> _STORED DATA_:
•••
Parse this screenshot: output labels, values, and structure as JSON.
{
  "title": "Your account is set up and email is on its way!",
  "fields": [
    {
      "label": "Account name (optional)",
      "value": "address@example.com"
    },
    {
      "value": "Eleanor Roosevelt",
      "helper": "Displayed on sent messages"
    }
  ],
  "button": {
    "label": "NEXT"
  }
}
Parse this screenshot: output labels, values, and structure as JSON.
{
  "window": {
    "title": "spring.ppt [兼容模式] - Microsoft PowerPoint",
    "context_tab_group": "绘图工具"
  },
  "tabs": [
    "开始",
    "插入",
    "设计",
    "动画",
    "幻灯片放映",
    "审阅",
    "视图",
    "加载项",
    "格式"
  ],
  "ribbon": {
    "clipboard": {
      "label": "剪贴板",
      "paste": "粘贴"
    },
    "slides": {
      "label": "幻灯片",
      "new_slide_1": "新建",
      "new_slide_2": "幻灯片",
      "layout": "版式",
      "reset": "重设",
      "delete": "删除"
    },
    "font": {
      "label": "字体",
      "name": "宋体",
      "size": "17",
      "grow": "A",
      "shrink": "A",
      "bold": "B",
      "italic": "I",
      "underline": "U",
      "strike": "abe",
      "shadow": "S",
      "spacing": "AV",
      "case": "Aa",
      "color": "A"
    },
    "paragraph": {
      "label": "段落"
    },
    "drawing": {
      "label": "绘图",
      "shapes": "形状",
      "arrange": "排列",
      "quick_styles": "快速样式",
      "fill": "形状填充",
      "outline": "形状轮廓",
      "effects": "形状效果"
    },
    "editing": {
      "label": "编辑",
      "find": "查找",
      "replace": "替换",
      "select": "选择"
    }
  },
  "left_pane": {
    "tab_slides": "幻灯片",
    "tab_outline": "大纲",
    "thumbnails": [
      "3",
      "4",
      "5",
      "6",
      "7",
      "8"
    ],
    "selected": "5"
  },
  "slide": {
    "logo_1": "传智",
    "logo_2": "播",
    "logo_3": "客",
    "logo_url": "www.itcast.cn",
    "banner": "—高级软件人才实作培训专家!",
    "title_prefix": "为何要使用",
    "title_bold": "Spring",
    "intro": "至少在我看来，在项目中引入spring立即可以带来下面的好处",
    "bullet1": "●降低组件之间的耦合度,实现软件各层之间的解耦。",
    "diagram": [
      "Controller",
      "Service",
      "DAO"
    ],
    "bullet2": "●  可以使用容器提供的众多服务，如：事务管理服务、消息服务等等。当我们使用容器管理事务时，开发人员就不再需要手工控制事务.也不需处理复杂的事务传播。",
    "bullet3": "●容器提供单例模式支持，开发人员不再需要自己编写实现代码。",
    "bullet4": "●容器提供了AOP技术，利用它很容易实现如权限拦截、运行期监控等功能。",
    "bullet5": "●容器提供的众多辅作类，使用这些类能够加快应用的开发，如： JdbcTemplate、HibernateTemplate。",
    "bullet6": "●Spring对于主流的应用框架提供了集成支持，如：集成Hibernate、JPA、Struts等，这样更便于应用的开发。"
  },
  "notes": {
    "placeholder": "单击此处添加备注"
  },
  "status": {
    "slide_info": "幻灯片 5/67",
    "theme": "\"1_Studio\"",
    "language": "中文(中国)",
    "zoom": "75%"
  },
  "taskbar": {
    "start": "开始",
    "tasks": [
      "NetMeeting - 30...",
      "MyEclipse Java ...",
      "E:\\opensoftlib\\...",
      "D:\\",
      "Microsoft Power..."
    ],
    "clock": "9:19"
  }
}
•••
> _GOAL_:
Reproduce the records word for word.

> _ANSWER TO THIS TASK_:
Parse this screenshot: output labels, values, and structure as JSON.
{
  "title": "Your account is set up and email is on its way!",
  "fields": [
    {
      "label": "Account name (optional)",
      "value": "address@example.com"
    },
    {
      "value": "Eleanor Roosevelt",
      "helper": "Displayed on sent messages"
    }
  ],
  "button": {
    "label": "NEXT"
  }
}
Parse this screenshot: output labels, values, and structure as JSON.
{
  "window": {
    "title": "spring.ppt [兼容模式] - Microsoft PowerPoint",
    "context_tab_group": "绘图工具"
  },
  "tabs": [
    "开始",
    "插入",
    "设计",
    "动画",
    "幻灯片放映",
    "审阅",
    "视图",
    "加载项",
    "格式"
  ],
  "ribbon": {
    "clipboard": {
      "label": "剪贴板",
      "paste": "粘贴"
    },
    "slides": {
      "label": "幻灯片",
      "new_slide_1": "新建",
      "new_slide_2": "幻灯片",
      "layout": "版式",
      "reset": "重设",
      "delete": "删除"
    },
    "font": {
      "label": "字体",
      "name": "宋体",
      "size": "17",
      "grow": "A",
      "shrink": "A",
      "bold": "B",
      "italic": "I",
      "underline": "U",
      "strike": "abe",
      "shadow": "S",
      "spacing": "AV",
      "case": "Aa",
      "color": "A"
    },
    "paragraph": {
      "label": "段落"
    },
    "drawing": {
      "label": "绘图",
      "shapes": "形状",
      "arrange": "排列",
      "quick_styles": "快速样式",
      "fill": "形状填充",
      "outline": "形状轮廓",
      "effects": "形状效果"
    },
    "editing": {
      "label": "编辑",
      "find": "查找",
      "replace": "替换",
      "select": "选择"
    }
  },
  "left_pane": {
    "tab_slides": "幻灯片",
    "tab_outline": "大纲",
    "thumbnails": [
      "3",
      "4",
      "5",
      "6",
      "7",
      "8"
    ],
    "selected": "5"
  },
  "slide": {
    "logo_1": "传智",
    "logo_2": "播",
    "logo_3": "客",
    "logo_url": "www.itcast.cn",
    "banner": "—高级软件人才实作培训专家!",
    "title_prefix": "为何要使用",
    "title_bold": "Spring",
    "intro": "至少在我看来，在项目中引入spring立即可以带来下面的好处",
    "bullet1": "●降低组件之间的耦合度,实现软件各层之间的解耦。",
    "diagram": [
      "Controller",
      "Service",
      "DAO"
    ],
    "bullet2": "●  可以使用容器提供的众多服务，如：事务管理服务、消息服务等等。当我们使用容器管理事务时，开发人员就不再需要手工控制事务.也不需处理复杂的事务传播。",
    "bullet3": "●容器提供单例模式支持，开发人员不再需要自己编写实现代码。",
    "bullet4": "●容器提供了AOP技术，利用它很容易实现如权限拦截、运行期监控等功能。",
    "bullet5": "●容器提供的众多辅作类，使用这些类能够加快应用的开发，如： JdbcTemplate、HibernateTemplate。",
    "bullet6": "●Spring对于主流的应用框架提供了集成支持，如：集成Hibernate、JPA、Struts等，这样更便于应用的开发。"
  },
  "notes": {
    "placeholder": "单击此处添加备注"
  },
  "status": {
    "slide_info": "幻灯片 5/67",
    "theme": "\"1_Studio\"",
    "language": "中文(中国)",
    "zoom": "75%"
  },
  "taskbar": {
    "start": "开始",
    "tasks": [
      "NetMeeting - 30...",
      "MyEclipse Java ...",
      "E:\\opensoftlib\\...",
      "D:\\",
      "Microsoft Power..."
    ],
    "clock": "9:19"
  }
}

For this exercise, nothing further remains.